- [What is expected] Could you write out the data below again with each "legend-swatch" replaced by "legend-marker", leaving everything else as it is and omitting the pictures?

- [Material for this exercise]
::::::

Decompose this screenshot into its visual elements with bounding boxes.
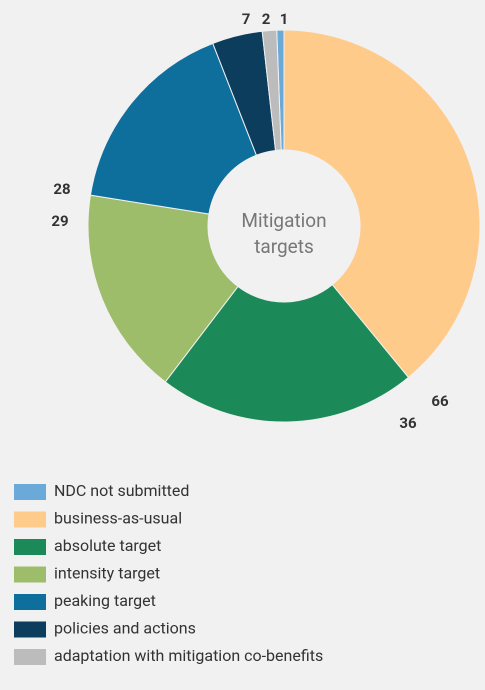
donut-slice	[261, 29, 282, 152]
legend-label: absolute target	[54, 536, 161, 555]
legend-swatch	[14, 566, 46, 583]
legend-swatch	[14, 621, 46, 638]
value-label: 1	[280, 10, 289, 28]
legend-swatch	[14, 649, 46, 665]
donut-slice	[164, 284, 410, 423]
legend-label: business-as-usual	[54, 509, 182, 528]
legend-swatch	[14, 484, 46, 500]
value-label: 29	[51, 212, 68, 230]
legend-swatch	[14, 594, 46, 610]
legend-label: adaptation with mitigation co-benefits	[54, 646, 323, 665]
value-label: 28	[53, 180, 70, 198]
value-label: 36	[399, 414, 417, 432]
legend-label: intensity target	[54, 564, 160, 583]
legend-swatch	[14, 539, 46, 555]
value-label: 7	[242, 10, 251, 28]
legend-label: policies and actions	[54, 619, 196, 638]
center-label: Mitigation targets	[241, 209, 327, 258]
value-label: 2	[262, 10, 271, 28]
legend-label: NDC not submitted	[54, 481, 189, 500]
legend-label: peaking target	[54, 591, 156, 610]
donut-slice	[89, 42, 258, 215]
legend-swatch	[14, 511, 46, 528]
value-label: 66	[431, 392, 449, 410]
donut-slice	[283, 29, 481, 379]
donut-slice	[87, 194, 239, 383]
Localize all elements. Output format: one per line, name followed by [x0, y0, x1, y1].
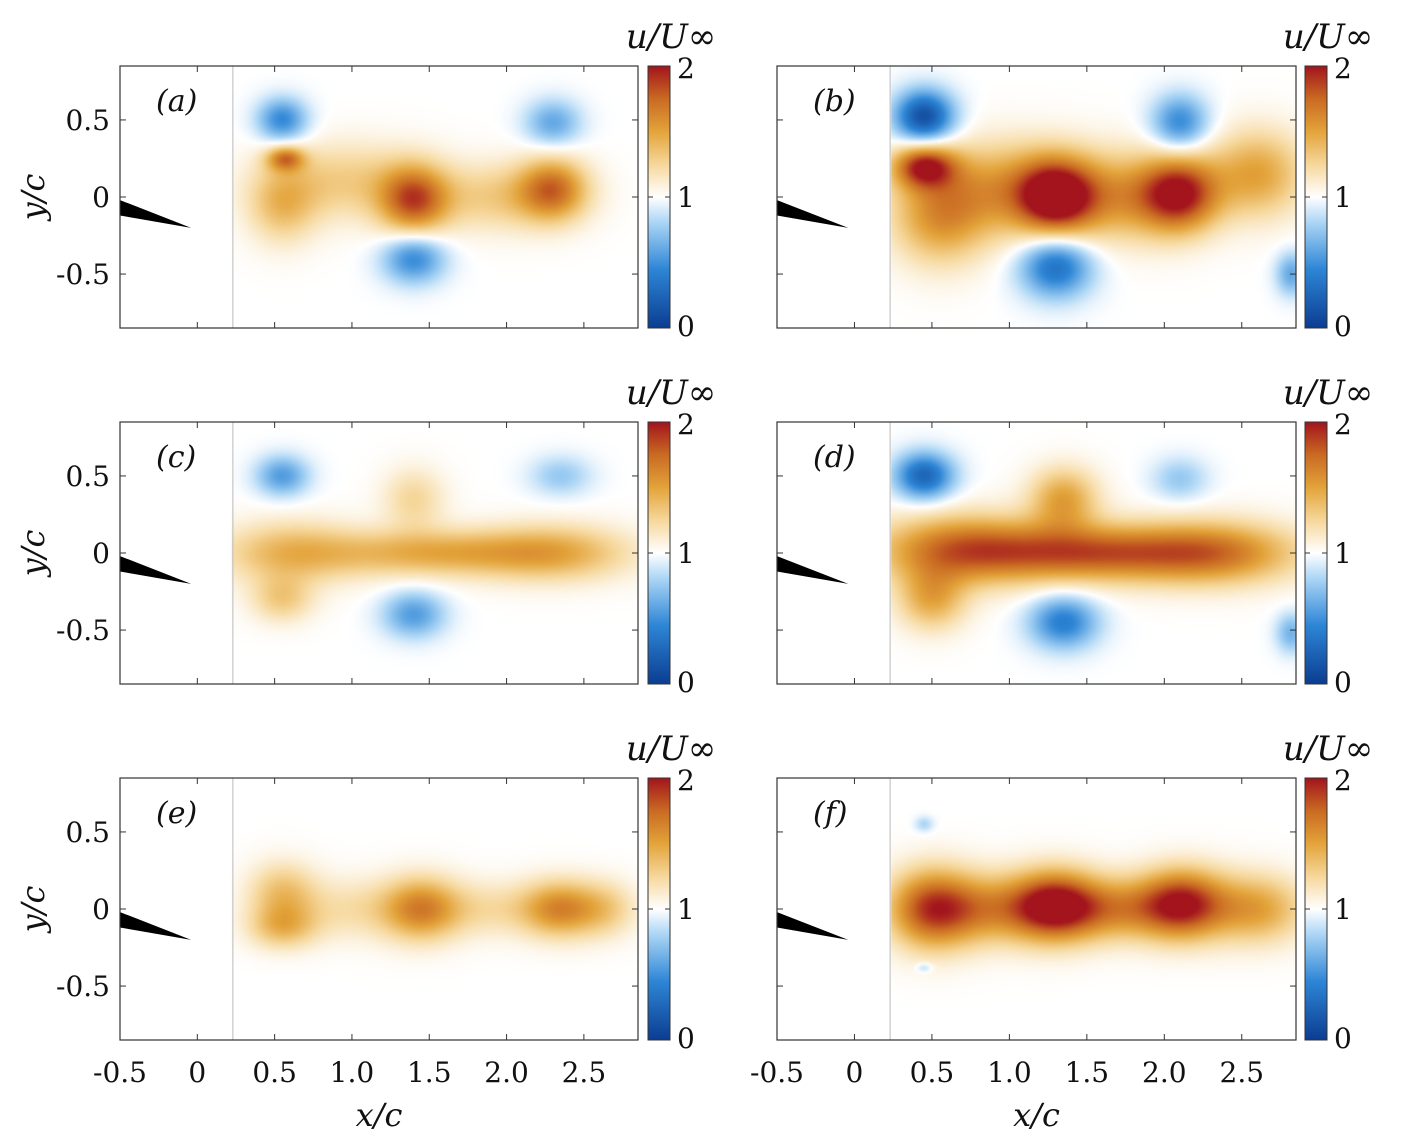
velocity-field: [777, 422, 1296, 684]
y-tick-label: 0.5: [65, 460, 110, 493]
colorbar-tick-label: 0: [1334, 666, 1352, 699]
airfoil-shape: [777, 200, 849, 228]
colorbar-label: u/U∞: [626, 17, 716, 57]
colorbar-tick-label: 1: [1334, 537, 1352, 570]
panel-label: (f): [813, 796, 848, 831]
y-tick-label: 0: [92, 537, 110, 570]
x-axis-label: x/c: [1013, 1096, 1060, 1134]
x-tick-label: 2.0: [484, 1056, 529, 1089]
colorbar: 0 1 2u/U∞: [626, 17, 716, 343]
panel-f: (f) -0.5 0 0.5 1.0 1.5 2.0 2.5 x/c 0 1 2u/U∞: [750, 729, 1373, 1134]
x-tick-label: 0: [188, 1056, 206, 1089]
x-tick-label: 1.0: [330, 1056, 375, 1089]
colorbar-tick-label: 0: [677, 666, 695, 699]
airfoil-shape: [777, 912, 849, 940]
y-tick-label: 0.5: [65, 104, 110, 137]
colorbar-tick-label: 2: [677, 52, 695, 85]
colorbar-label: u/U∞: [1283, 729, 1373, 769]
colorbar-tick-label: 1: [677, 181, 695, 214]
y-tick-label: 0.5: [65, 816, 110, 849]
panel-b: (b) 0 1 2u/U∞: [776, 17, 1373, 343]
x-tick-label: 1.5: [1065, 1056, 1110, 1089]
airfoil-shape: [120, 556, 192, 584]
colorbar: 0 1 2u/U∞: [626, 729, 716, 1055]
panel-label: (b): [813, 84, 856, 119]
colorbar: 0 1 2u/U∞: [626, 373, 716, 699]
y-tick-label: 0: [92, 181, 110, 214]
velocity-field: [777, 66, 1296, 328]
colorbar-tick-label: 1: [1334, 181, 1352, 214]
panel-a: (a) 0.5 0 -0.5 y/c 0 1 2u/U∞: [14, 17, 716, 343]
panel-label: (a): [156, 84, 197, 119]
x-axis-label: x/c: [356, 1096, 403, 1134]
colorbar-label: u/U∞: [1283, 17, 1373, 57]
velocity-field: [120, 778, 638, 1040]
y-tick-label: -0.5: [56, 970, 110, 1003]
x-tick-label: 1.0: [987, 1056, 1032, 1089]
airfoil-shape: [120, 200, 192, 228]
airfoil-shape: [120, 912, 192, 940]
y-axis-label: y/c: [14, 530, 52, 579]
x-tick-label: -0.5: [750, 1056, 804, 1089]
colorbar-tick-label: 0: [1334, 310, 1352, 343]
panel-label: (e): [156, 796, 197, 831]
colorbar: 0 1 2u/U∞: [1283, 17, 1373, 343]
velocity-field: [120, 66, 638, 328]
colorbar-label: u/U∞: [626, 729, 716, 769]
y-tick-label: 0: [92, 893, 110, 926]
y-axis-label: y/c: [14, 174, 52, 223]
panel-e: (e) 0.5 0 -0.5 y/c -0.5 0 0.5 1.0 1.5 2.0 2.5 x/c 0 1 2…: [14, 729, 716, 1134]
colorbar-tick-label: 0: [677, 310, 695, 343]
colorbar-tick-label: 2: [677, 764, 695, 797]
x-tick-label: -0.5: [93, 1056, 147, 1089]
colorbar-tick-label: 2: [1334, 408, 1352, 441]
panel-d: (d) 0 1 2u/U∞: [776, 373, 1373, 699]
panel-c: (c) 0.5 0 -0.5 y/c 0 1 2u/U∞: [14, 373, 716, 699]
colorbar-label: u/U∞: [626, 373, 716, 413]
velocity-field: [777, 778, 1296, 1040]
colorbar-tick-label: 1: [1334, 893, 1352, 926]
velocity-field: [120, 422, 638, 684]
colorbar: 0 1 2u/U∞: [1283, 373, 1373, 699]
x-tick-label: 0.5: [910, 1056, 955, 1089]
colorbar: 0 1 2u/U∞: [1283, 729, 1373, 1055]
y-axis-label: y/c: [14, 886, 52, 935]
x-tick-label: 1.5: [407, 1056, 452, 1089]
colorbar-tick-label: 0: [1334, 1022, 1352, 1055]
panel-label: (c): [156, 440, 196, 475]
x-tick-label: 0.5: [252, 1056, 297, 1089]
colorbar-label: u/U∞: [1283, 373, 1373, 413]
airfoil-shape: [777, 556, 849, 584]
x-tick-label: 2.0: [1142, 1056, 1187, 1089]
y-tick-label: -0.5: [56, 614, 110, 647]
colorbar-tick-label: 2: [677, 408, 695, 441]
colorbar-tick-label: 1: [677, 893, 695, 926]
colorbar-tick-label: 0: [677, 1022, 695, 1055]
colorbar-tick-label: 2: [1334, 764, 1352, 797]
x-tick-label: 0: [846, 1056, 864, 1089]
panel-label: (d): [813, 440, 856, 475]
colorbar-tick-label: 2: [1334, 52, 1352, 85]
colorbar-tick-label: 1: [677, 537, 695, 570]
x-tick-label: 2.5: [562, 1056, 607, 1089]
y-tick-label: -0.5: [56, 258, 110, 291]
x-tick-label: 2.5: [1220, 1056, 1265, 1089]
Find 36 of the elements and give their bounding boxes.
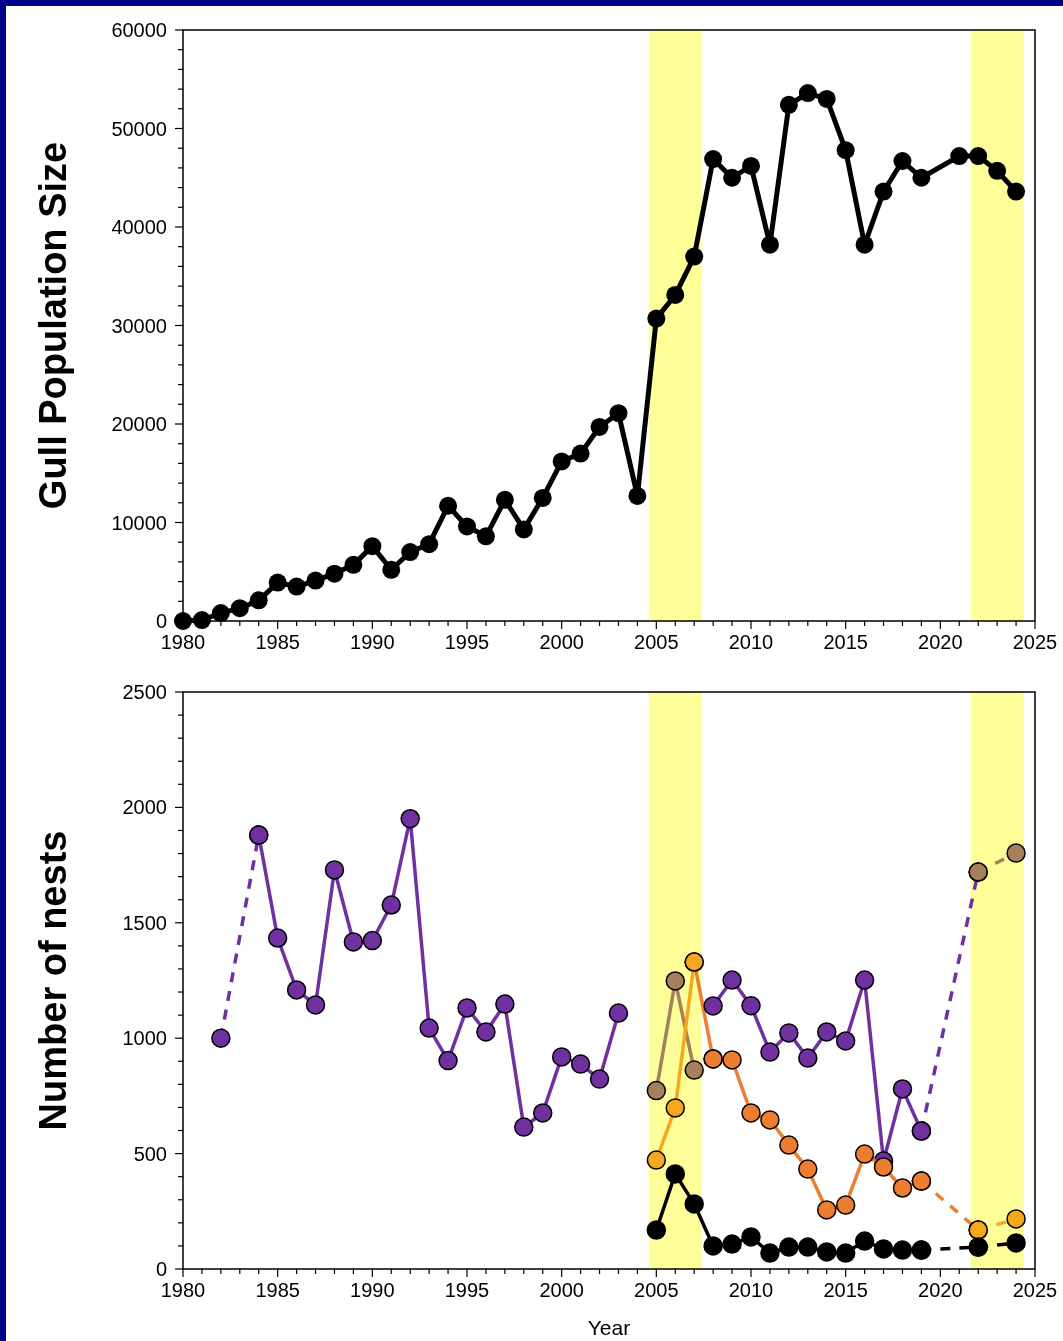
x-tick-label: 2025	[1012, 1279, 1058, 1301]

::::::

- [Expected answer]
Decompose this screenshot into its visual elements with bounding boxes.
donut-slice	[261, 29, 282, 152]
legend-label: absolute target	[54, 536, 161, 555]
legend-marker	[14, 566, 46, 583]
legend-marker	[14, 621, 46, 638]
value-label: 1	[280, 10, 289, 28]
legend-marker	[14, 649, 46, 665]
donut-slice	[164, 284, 410, 423]
legend-label: business-as-usual	[54, 509, 182, 528]
legend-marker	[14, 484, 46, 500]
value-label: 29	[51, 212, 68, 230]
legend-marker	[14, 594, 46, 610]
legend-label: adaptation with mitigation co-benefits	[54, 646, 323, 665]
value-label: 28	[53, 180, 70, 198]
value-label: 36	[399, 414, 417, 432]
legend-label: intensity target	[54, 564, 160, 583]
legend-marker	[14, 539, 46, 555]
value-label: 7	[242, 10, 251, 28]
legend-label: policies and actions	[54, 619, 196, 638]
center-label: Mitigation targets	[241, 209, 327, 258]
value-label: 2	[262, 10, 271, 28]
legend-label: NDC not submitted	[54, 481, 189, 500]
legend-label: peaking target	[54, 591, 156, 610]
donut-slice	[89, 42, 258, 215]
legend-marker	[14, 511, 46, 528]
value-label: 66	[431, 392, 449, 410]
donut-slice	[283, 29, 481, 379]
donut-slice	[87, 194, 239, 383]
Localize all elements. Output format: one per line, name followed by [x0, y0, x1, y1].
velocity-field: [777, 422, 1296, 684]
y-tick-label: 0.5: [65, 460, 110, 493]
colorbar-tick-label: 0: [1334, 666, 1352, 699]
airfoil-shape: [777, 200, 849, 228]
colorbar-label: u/U∞: [626, 17, 716, 57]
colorbar-tick-label: 1: [1334, 537, 1352, 570]
panel-label: (f): [813, 796, 848, 831]
y-tick-label: 0: [92, 537, 110, 570]
x-axis-label: x/c: [1013, 1096, 1060, 1134]
x-tick-label: 2.0: [484, 1056, 529, 1089]
colorbar: 0 1 2u/U∞: [626, 17, 716, 343]
panel-f: (f) -0.5 0 0.5 1.0 1.5 2.0 2.5 x/c 0 1 2u/U∞: [750, 729, 1373, 1134]
x-tick-label: 0: [188, 1056, 206, 1089]
x-tick-label: 1.0: [330, 1056, 375, 1089]
colorbar-tick-label: 0: [677, 666, 695, 699]
airfoil-shape: [777, 912, 849, 940]
y-tick-label: 0.5: [65, 104, 110, 137]
colorbar-tick-label: 2: [677, 52, 695, 85]
colorbar-label: u/U∞: [1283, 729, 1373, 769]
colorbar-tick-label: 1: [677, 181, 695, 214]
y-tick-label: 0.5: [65, 816, 110, 849]
panel-b: (b) 0 1 2u/U∞: [776, 17, 1373, 343]
x-tick-label: 1.5: [1065, 1056, 1110, 1089]
airfoil-shape: [120, 556, 192, 584]
colorbar: 0 1 2u/U∞: [626, 729, 716, 1055]
panel-label: (b): [813, 84, 856, 119]
colorbar: 0 1 2u/U∞: [626, 373, 716, 699]
y-tick-label: 0: [92, 181, 110, 214]
velocity-field: [777, 66, 1296, 328]
colorbar-tick-label: 1: [1334, 181, 1352, 214]
panel-a: (a) 0.5 0 -0.5 y/c 0 1 2u/U∞: [14, 17, 716, 343]
panel-label: (a): [156, 84, 197, 119]
x-axis-label: x/c: [356, 1096, 403, 1134]
colorbar-label: u/U∞: [1283, 17, 1373, 57]
velocity-field: [120, 778, 638, 1040]
y-tick-label: -0.5: [56, 970, 110, 1003]
x-tick-label: 1.0: [987, 1056, 1032, 1089]
airfoil-shape: [120, 200, 192, 228]
airfoil-shape: [120, 912, 192, 940]
y-axis-label: y/c: [14, 530, 52, 579]
x-tick-label: -0.5: [750, 1056, 804, 1089]
colorbar-tick-label: 0: [1334, 310, 1352, 343]
panel-label: (e): [156, 796, 197, 831]
colorbar: 0 1 2u/U∞: [1283, 17, 1373, 343]
velocity-field: [120, 66, 638, 328]
colorbar-label: u/U∞: [626, 729, 716, 769]
y-tick-label: 0: [92, 893, 110, 926]
y-axis-label: y/c: [14, 174, 52, 223]
panel-e: (e) 0.5 0 -0.5 y/c -0.5 0 0.5 1.0 1.5 2.0 2.5 x/c 0 1 2…: [14, 729, 716, 1134]
colorbar-tick-label: 0: [677, 310, 695, 343]
colorbar-tick-label: 2: [677, 764, 695, 797]
x-tick-label: -0.5: [93, 1056, 147, 1089]
colorbar-tick-label: 2: [1334, 408, 1352, 441]
panel-d: (d) 0 1 2u/U∞: [776, 373, 1373, 699]
panel-c: (c) 0.5 0 -0.5 y/c 0 1 2u/U∞: [14, 373, 716, 699]
colorbar-label: u/U∞: [626, 373, 716, 413]
velocity-field: [777, 778, 1296, 1040]
colorbar-tick-label: 1: [1334, 893, 1352, 926]
velocity-field: [120, 422, 638, 684]
colorbar: 0 1 2u/U∞: [1283, 373, 1373, 699]
x-tick-label: 0.5: [910, 1056, 955, 1089]
colorbar: 0 1 2u/U∞: [1283, 729, 1373, 1055]
y-axis-label: y/c: [14, 886, 52, 935]
x-tick-label: 1.5: [407, 1056, 452, 1089]
colorbar-tick-label: 0: [1334, 1022, 1352, 1055]
panel-label: (c): [156, 440, 196, 475]
x-tick-label: 0.5: [252, 1056, 297, 1089]
colorbar-label: u/U∞: [1283, 373, 1373, 413]
airfoil-shape: [777, 556, 849, 584]
x-tick-label: 2.0: [1142, 1056, 1187, 1089]
y-tick-label: -0.5: [56, 614, 110, 647]
colorbar-tick-label: 2: [677, 408, 695, 441]
colorbar-tick-label: 1: [677, 893, 695, 926]
colorbar-tick-label: 0: [677, 1022, 695, 1055]
colorbar-tick-label: 2: [1334, 764, 1352, 797]
x-tick-label: 0: [846, 1056, 864, 1089]
panel-label: (d): [813, 440, 856, 475]
colorbar-tick-label: 2: [1334, 52, 1352, 85]
colorbar-tick-label: 1: [677, 537, 695, 570]
x-tick-label: 2.5: [562, 1056, 607, 1089]
y-tick-label: -0.5: [56, 258, 110, 291]
x-tick-label: 2.5: [1220, 1056, 1265, 1089]
Find 36 of the elements and give their bounding boxes.
x-tick-label: 2025	[1012, 1279, 1058, 1301]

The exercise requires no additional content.